_Problem_
Quote all entries exactly, leaving pictures aside.

_Given records_

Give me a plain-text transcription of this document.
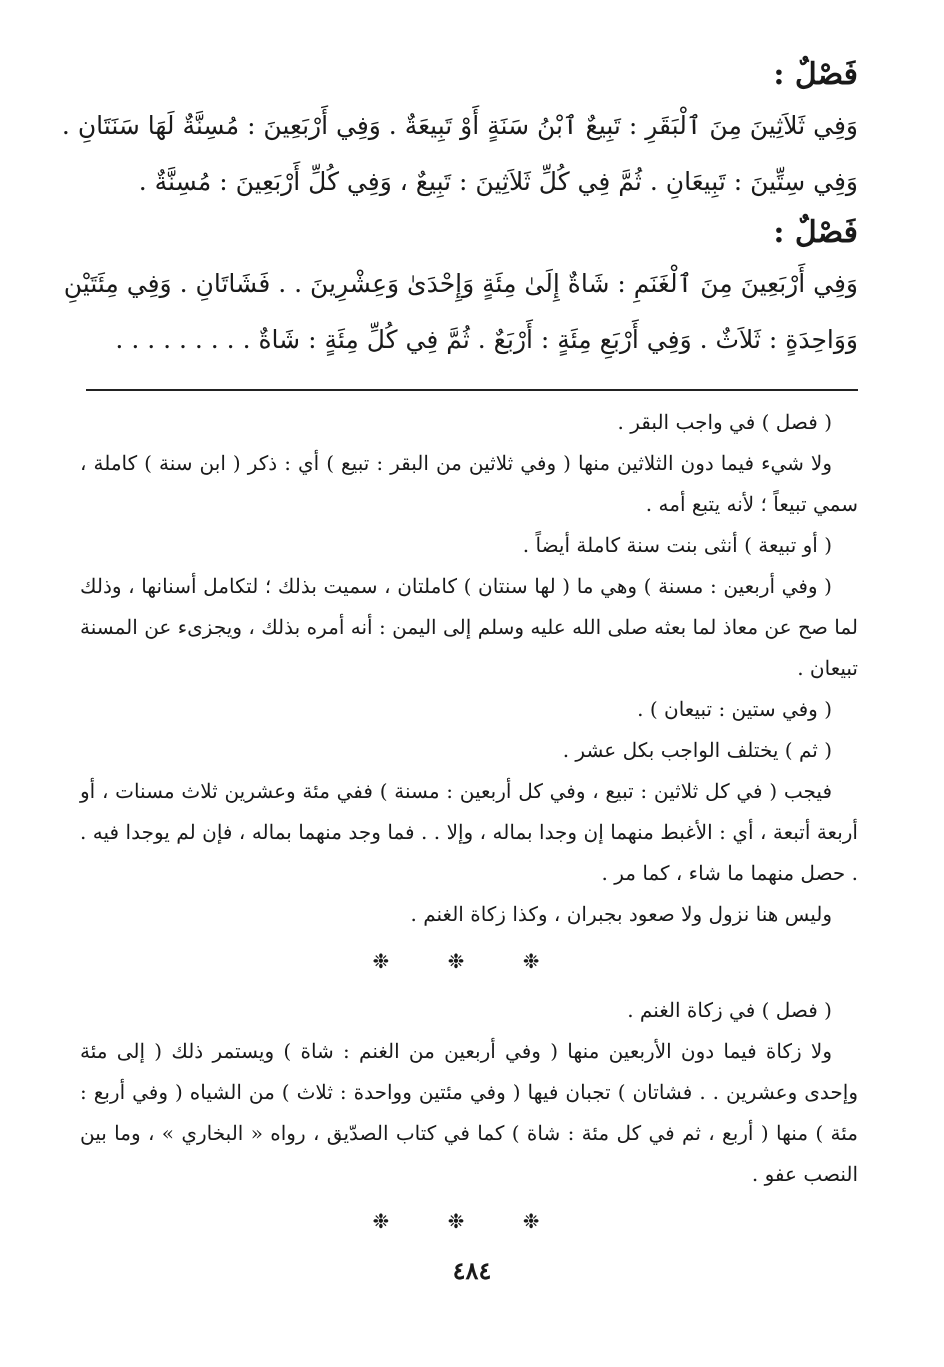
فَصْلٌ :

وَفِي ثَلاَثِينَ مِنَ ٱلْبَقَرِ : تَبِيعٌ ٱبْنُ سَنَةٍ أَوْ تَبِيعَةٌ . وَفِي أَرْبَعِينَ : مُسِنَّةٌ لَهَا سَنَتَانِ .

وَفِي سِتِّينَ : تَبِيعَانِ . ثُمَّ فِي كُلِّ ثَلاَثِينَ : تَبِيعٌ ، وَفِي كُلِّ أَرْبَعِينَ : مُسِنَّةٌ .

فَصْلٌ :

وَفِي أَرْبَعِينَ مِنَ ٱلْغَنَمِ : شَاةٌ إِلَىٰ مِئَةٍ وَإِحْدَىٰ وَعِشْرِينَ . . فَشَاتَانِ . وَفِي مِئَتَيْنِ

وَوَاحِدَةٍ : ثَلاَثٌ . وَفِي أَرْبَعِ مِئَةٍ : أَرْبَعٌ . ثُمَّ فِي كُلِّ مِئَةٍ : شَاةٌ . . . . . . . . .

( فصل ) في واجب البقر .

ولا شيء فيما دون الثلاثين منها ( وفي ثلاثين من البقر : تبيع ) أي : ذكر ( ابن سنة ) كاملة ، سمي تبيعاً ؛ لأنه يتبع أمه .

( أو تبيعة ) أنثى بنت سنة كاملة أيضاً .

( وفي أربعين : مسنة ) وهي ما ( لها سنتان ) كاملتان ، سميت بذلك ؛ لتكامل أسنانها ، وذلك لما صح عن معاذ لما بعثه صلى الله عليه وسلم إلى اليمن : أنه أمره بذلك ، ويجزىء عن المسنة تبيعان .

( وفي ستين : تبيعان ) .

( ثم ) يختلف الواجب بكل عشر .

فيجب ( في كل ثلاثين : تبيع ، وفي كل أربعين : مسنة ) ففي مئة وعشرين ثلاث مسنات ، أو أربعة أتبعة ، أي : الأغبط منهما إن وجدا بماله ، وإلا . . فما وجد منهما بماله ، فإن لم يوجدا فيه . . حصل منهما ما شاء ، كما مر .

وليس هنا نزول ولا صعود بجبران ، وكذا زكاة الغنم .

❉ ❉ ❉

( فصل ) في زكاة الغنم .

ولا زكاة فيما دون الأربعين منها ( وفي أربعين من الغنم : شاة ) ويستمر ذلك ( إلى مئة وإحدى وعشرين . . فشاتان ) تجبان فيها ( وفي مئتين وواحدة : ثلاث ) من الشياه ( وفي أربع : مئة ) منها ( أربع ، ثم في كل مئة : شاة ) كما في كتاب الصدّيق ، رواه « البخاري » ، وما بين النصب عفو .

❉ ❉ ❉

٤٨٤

_Response_
Give me a plain-text transcription of this document.
فَصْلٌ :

وَفِي ثَلاَثِينَ مِنَ ٱلْبَقَرِ : تَبِيعٌ ٱبْنُ سَنَةٍ أَوْ تَبِيعَةٌ . وَفِي أَرْبَعِينَ : مُسِنَّةٌ لَهَا سَنَتَانِ .

وَفِي سِتِّينَ : تَبِيعَانِ . ثُمَّ فِي كُلِّ ثَلاَثِينَ : تَبِيعٌ ، وَفِي كُلِّ أَرْبَعِينَ : مُسِنَّةٌ .

فَصْلٌ :

وَفِي أَرْبَعِينَ مِنَ ٱلْغَنَمِ : شَاةٌ إِلَىٰ مِئَةٍ وَإِحْدَىٰ وَعِشْرِينَ . . فَشَاتَانِ . وَفِي مِئَتَيْنِ

وَوَاحِدَةٍ : ثَلاَثٌ . وَفِي أَرْبَعِ مِئَةٍ : أَرْبَعٌ . ثُمَّ فِي كُلِّ مِئَةٍ : شَاةٌ . . . . . . . . .

( فصل ) في واجب البقر .

ولا شيء فيما دون الثلاثين منها ( وفي ثلاثين من البقر : تبيع ) أي : ذكر ( ابن سنة ) كاملة ، سمي تبيعاً ؛ لأنه يتبع أمه .

( أو تبيعة ) أنثى بنت سنة كاملة أيضاً .

( وفي أربعين : مسنة ) وهي ما ( لها سنتان ) كاملتان ، سميت بذلك ؛ لتكامل أسنانها ، وذلك لما صح عن معاذ لما بعثه صلى الله عليه وسلم إلى اليمن : أنه أمره بذلك ، ويجزىء عن المسنة تبيعان .

( وفي ستين : تبيعان ) .

( ثم ) يختلف الواجب بكل عشر .

فيجب ( في كل ثلاثين : تبيع ، وفي كل أربعين : مسنة ) ففي مئة وعشرين ثلاث مسنات ، أو أربعة أتبعة ، أي : الأغبط منهما إن وجدا بماله ، وإلا . . فما وجد منهما بماله ، فإن لم يوجدا فيه . . حصل منهما ما شاء ، كما مر .

وليس هنا نزول ولا صعود بجبران ، وكذا زكاة الغنم .

❉ ❉ ❉

( فصل ) في زكاة الغنم .

ولا زكاة فيما دون الأربعين منها ( وفي أربعين من الغنم : شاة ) ويستمر ذلك ( إلى مئة وإحدى وعشرين . . فشاتان ) تجبان فيها ( وفي مئتين وواحدة : ثلاث ) من الشياه ( وفي أربع : مئة ) منها ( أربع ، ثم في كل مئة : شاة ) كما في كتاب الصدّيق ، رواه « البخاري » ، وما بين النصب عفو .

❉ ❉ ❉

٤٨٤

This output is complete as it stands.